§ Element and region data
═══

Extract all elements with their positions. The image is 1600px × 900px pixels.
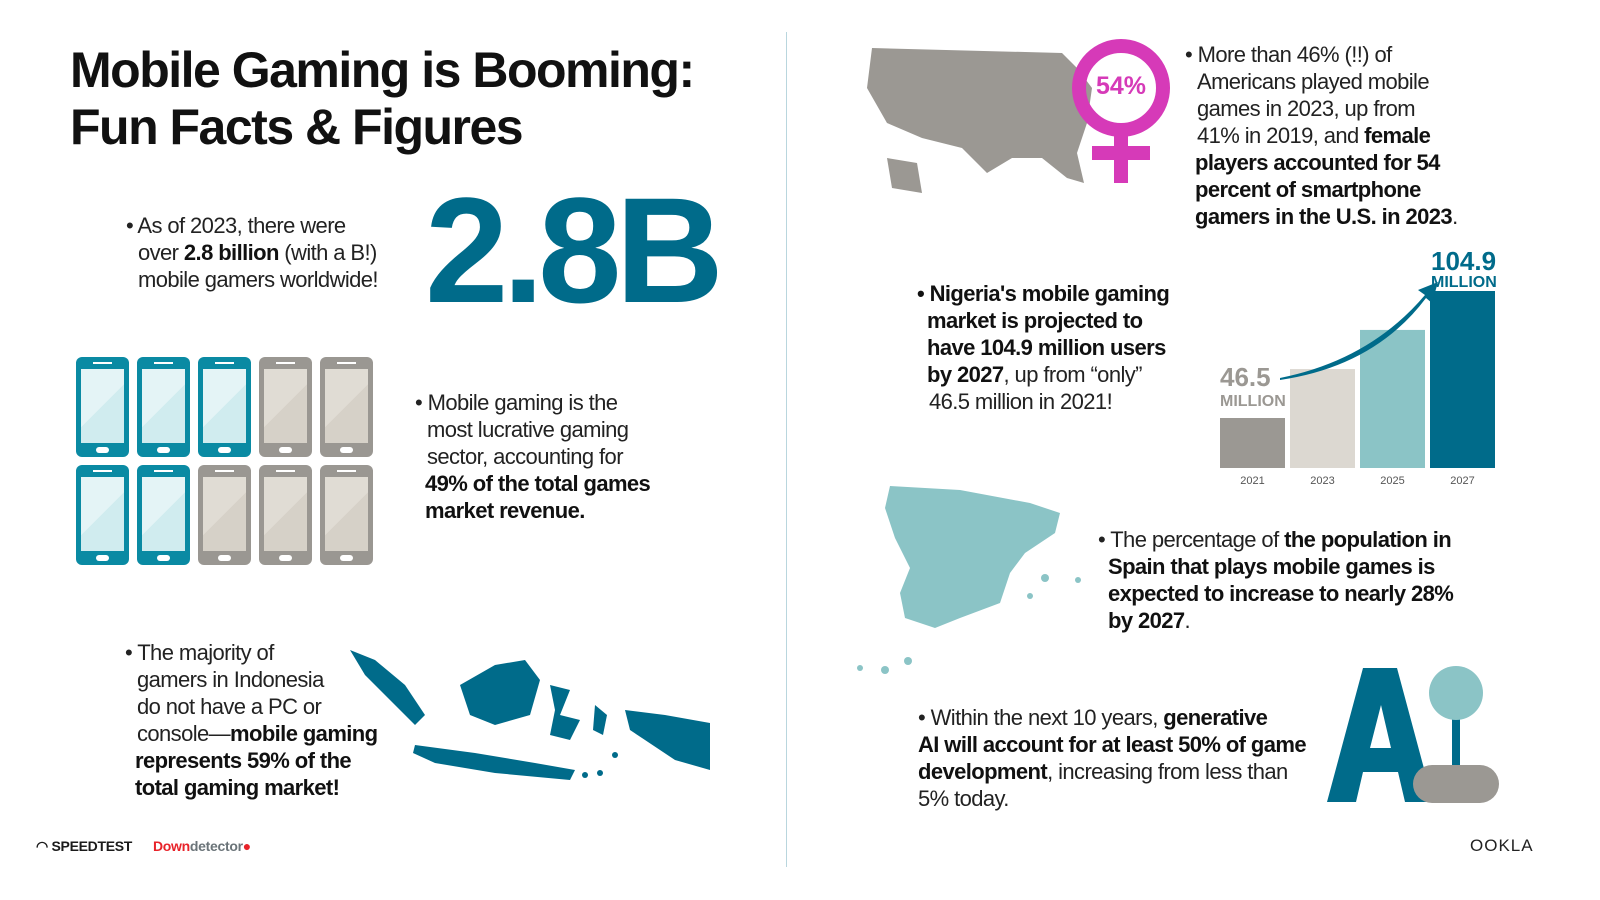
fact-spain-text: • The percentage of the population in Sp…	[1098, 527, 1454, 633]
indonesia-map	[350, 650, 710, 780]
female-percent-badge: 54%	[1095, 72, 1147, 100]
bar-2023	[1290, 369, 1355, 468]
first-unit-label: MILLION	[1220, 393, 1286, 410]
last-unit-label: MILLION	[1431, 274, 1497, 291]
column-divider	[786, 32, 787, 867]
phone-icon	[259, 465, 312, 565]
bar-2021	[1220, 418, 1285, 468]
phone-icon	[198, 357, 251, 457]
phone-icon	[259, 357, 312, 457]
phones-grid	[76, 357, 373, 565]
phone-icon	[198, 465, 251, 565]
fact-nigeria-text: • Nigeria's mobile gaming market is proj…	[917, 281, 1170, 414]
phone-icon	[320, 357, 373, 457]
fact-indonesia-text: • The majority of gamers in Indonesia do…	[125, 640, 378, 800]
speedtest-logo: ◠ SPEEDTEST	[36, 838, 133, 854]
ai-joystick-icon	[1327, 666, 1499, 803]
growth-arrow	[1280, 282, 1438, 380]
fact-revenue-text: • Mobile gaming is the most lucrative ga…	[415, 390, 651, 523]
spain-map	[857, 486, 1081, 674]
ookla-logo: OOKLA	[1470, 836, 1534, 855]
downdetector-logo: Downdetector●	[153, 838, 251, 854]
phone-icon	[137, 465, 190, 565]
x-tick-label: 2021	[1240, 475, 1264, 487]
fact-us-text: • More than 46% (!!) of Americans played…	[1185, 42, 1458, 229]
phone-icon	[76, 357, 129, 457]
phone-icon	[320, 465, 373, 565]
bar-2025	[1360, 329, 1425, 468]
first-value-label: 46.5	[1220, 362, 1271, 392]
x-tick-label: 2027	[1450, 475, 1474, 487]
phone-icon	[137, 357, 190, 457]
x-tick-label: 2025	[1380, 475, 1404, 487]
bar-2027	[1430, 291, 1495, 468]
fact-gamers-text: • As of 2023, there were over 2.8 billio…	[126, 213, 379, 292]
fact-ai-text: • Within the next 10 years, generative A…	[918, 705, 1307, 811]
x-tick-label: 2023	[1310, 475, 1334, 487]
phone-icon	[76, 465, 129, 565]
us-map-with-female-symbol	[867, 39, 1170, 193]
last-value-label: 104.9	[1431, 246, 1496, 276]
big-stat: 2.8B	[425, 166, 724, 334]
nigeria-users-chart: 2021 2023 2025 2027 46.5 MILLION 104.9 MILL…	[1220, 246, 1497, 487]
page-title: Mobile Gaming is Booming: Fun Facts & Fig…	[70, 42, 695, 155]
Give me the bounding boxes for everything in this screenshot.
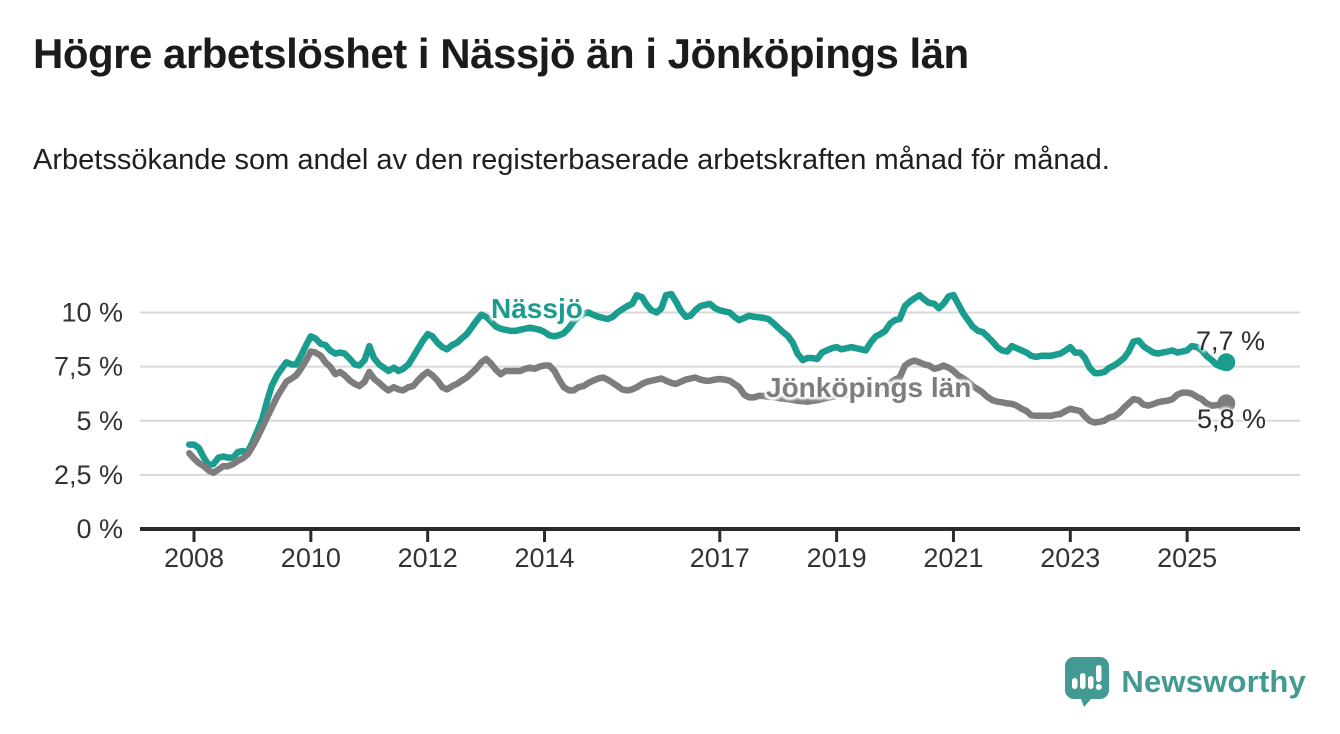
- x-tick-label: 2012: [398, 543, 458, 573]
- logo-bubble-shape: [1065, 657, 1110, 707]
- newsworthy-logo-text: Newsworthy: [1121, 664, 1306, 699]
- y-tick-label: 0 %: [76, 514, 123, 544]
- series-label-nassjo: Nässjö: [491, 293, 583, 324]
- logo-bars-icon: [1072, 665, 1103, 690]
- x-tick-label: 2010: [281, 543, 341, 573]
- newsworthy-logo-icon: [1065, 657, 1110, 707]
- latest-value-nassjo: 7,7 %: [1196, 326, 1266, 356]
- y-tick-label: 7,5 %: [54, 352, 123, 382]
- page-title: Högre arbetslöshet i Nässjö än i Jönköpi…: [33, 30, 969, 77]
- series-line-nassjo: [186, 290, 1230, 469]
- y-tick-label: 10 %: [61, 298, 123, 328]
- x-tick-label: 2019: [807, 543, 867, 573]
- series-line-jonkopings-lan: [186, 348, 1230, 476]
- y-tick-label: 5 %: [76, 406, 123, 436]
- y-tick-label: 2,5 %: [54, 460, 123, 490]
- latest-value-jonkopings-lan: 5,8 %: [1197, 404, 1267, 434]
- x-tick-label: 2017: [690, 543, 750, 573]
- series-end-dot-jonkopings-lan: [1217, 394, 1236, 413]
- x-tick-label: 2025: [1157, 543, 1217, 573]
- series-end-dot-nassjo: [1217, 353, 1236, 372]
- x-tick-label: 2023: [1040, 543, 1100, 573]
- x-tick-label: 2014: [514, 543, 574, 573]
- x-tick-label: 2008: [164, 543, 224, 573]
- page-subtitle: Arbetssökande som andel av den registerb…: [33, 144, 1110, 176]
- series-label-jonkopings-lan: Jönköpings län: [766, 372, 972, 403]
- newsworthy-logo: Newsworthy: [1064, 656, 1306, 708]
- x-tick-label: 2021: [923, 543, 983, 573]
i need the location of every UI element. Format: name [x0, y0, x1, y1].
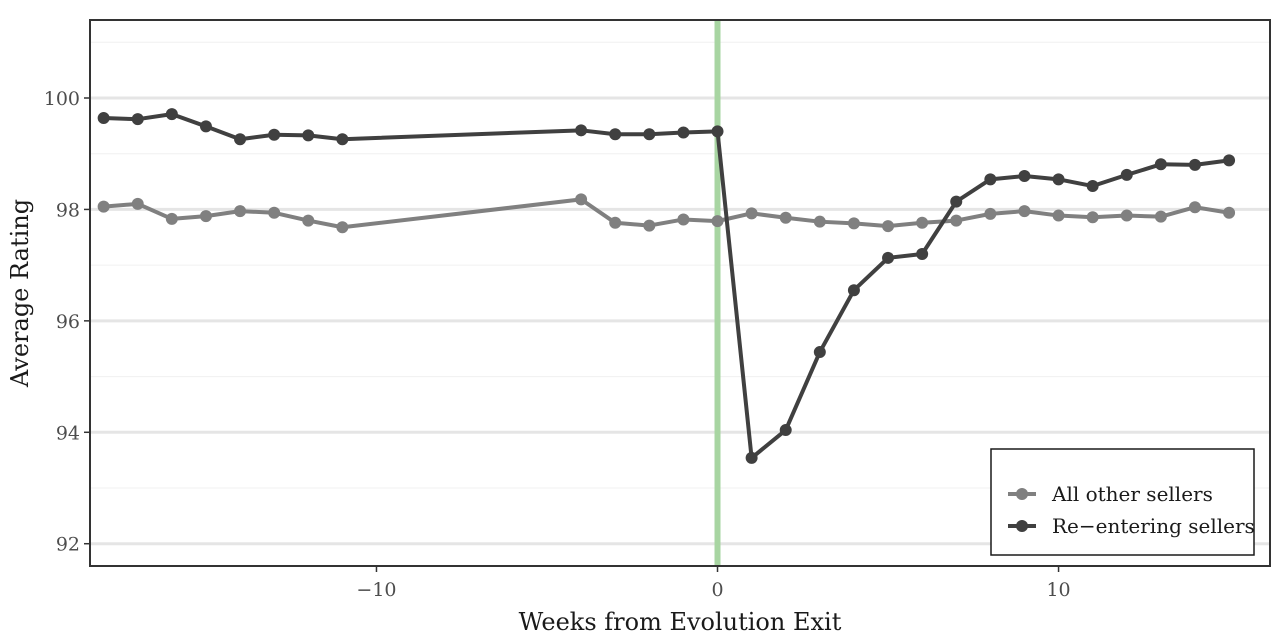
- series-layer: [97, 108, 1236, 464]
- data-point-re-entering-sellers: [882, 251, 895, 264]
- y-tick-label: 92: [56, 534, 80, 556]
- series-line-re-entering-sellers: [103, 112, 1230, 460]
- data-point-re-entering-sellers: [677, 126, 690, 139]
- data-point-all-other-sellers: [234, 205, 247, 218]
- data-point-all-other-sellers: [643, 219, 656, 232]
- x-axis-ticks: −10 0 10: [356, 566, 1071, 601]
- data-point-re-entering-sellers: [268, 128, 281, 141]
- data-point-all-other-sellers: [268, 206, 281, 219]
- legend-label-re-entering-sellers: Re−entering sellers: [1052, 514, 1255, 538]
- data-point-re-entering-sellers: [575, 124, 588, 137]
- data-point-all-other-sellers: [1188, 201, 1201, 214]
- data-point-re-entering-sellers: [984, 173, 997, 186]
- data-point-re-entering-sellers: [1120, 168, 1133, 181]
- data-point-all-other-sellers: [1052, 209, 1065, 222]
- legend-marker-re-entering-sellers: [1016, 520, 1028, 532]
- data-point-re-entering-sellers: [1154, 158, 1167, 171]
- data-point-all-other-sellers: [950, 214, 963, 227]
- y-tick-label: 98: [56, 199, 80, 221]
- x-tick-label: −10: [356, 579, 396, 601]
- data-point-all-other-sellers: [199, 210, 212, 223]
- y-tick-label: 94: [56, 422, 80, 444]
- data-point-all-other-sellers: [1154, 210, 1167, 223]
- data-point-re-entering-sellers: [165, 108, 178, 121]
- data-point-re-entering-sellers: [643, 128, 656, 141]
- y-axis-title: Average Rating: [6, 199, 34, 388]
- legend-marker-all-other-sellers: [1016, 488, 1028, 500]
- series-line-all-other-sellers: [103, 197, 1230, 230]
- data-point-re-entering-sellers: [1223, 154, 1236, 167]
- data-point-all-other-sellers: [609, 216, 622, 229]
- data-point-all-other-sellers: [302, 214, 315, 227]
- data-point-re-entering-sellers: [199, 120, 212, 133]
- data-point-re-entering-sellers: [302, 129, 315, 142]
- x-tick-label: 10: [1046, 579, 1070, 601]
- data-point-all-other-sellers: [916, 216, 929, 229]
- data-point-all-other-sellers: [165, 212, 178, 225]
- data-point-all-other-sellers: [882, 220, 895, 233]
- minor-gridlines: [90, 41, 1270, 489]
- data-point-re-entering-sellers: [950, 195, 963, 208]
- legend-label-all-other-sellers: All other sellers: [1051, 482, 1213, 506]
- data-point-re-entering-sellers: [97, 112, 110, 125]
- data-point-re-entering-sellers: [813, 346, 826, 359]
- data-point-all-other-sellers: [677, 213, 690, 226]
- data-point-all-other-sellers: [131, 197, 144, 210]
- data-point-re-entering-sellers: [745, 451, 758, 464]
- data-point-re-entering-sellers: [1188, 158, 1201, 171]
- legend-box: [990, 448, 1255, 556]
- legend-item-re-entering-sellers: Re−entering sellers: [1008, 514, 1255, 538]
- x-tick-label: 0: [711, 579, 723, 601]
- data-point-re-entering-sellers: [711, 125, 724, 138]
- data-point-re-entering-sellers: [234, 133, 247, 146]
- data-point-re-entering-sellers: [1086, 180, 1099, 193]
- x-axis-title: Weeks from Evolution Exit: [519, 608, 842, 636]
- data-point-all-other-sellers: [336, 221, 349, 234]
- data-point-all-other-sellers: [97, 200, 110, 213]
- data-point-re-entering-sellers: [1018, 170, 1031, 182]
- y-tick-label: 100: [44, 88, 80, 110]
- data-point-all-other-sellers: [1120, 209, 1133, 222]
- plot-panel-border: [89, 19, 1271, 567]
- data-point-re-entering-sellers: [1052, 173, 1065, 186]
- data-point-re-entering-sellers: [847, 284, 860, 297]
- data-point-all-other-sellers: [779, 211, 792, 224]
- data-point-re-entering-sellers: [131, 113, 144, 126]
- data-point-re-entering-sellers: [779, 424, 792, 437]
- y-tick-label: 96: [56, 311, 80, 333]
- data-point-re-entering-sellers: [609, 128, 622, 141]
- data-point-all-other-sellers: [711, 215, 724, 228]
- data-point-all-other-sellers: [847, 217, 860, 230]
- data-point-all-other-sellers: [1223, 206, 1236, 219]
- legend-item-all-other-sellers: All other sellers: [1008, 482, 1213, 506]
- data-point-re-entering-sellers: [916, 248, 929, 260]
- data-point-all-other-sellers: [575, 193, 588, 206]
- y-axis-ticks: 92 94 96 98 100: [44, 88, 90, 556]
- data-point-all-other-sellers: [1018, 205, 1031, 218]
- data-point-all-other-sellers: [745, 207, 758, 220]
- data-point-re-entering-sellers: [336, 133, 349, 146]
- legend: All other sellers Re−entering sellers: [990, 448, 1255, 556]
- data-point-all-other-sellers: [813, 215, 826, 228]
- data-point-all-other-sellers: [1086, 211, 1099, 224]
- data-point-all-other-sellers: [984, 207, 997, 220]
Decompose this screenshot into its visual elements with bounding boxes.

═══

§ Set problem
Transcribe the entries above word for word, everything from the line that contains "- series-layer: [97, 108, 1236, 464]" down to the line that contains "- data-point-all-other-sellers: [643, 219, 656, 232]", including both of those lines.

§ Response
- series-layer: [97, 108, 1236, 464]
- data-point-re-entering-sellers: [882, 251, 895, 264]
- y-tick-label: 92: [56, 534, 80, 556]
- series-line-re-entering-sellers: [103, 112, 1230, 460]
- data-point-re-entering-sellers: [677, 126, 690, 139]
- data-point-all-other-sellers: [234, 205, 247, 218]
- data-point-all-other-sellers: [643, 219, 656, 232]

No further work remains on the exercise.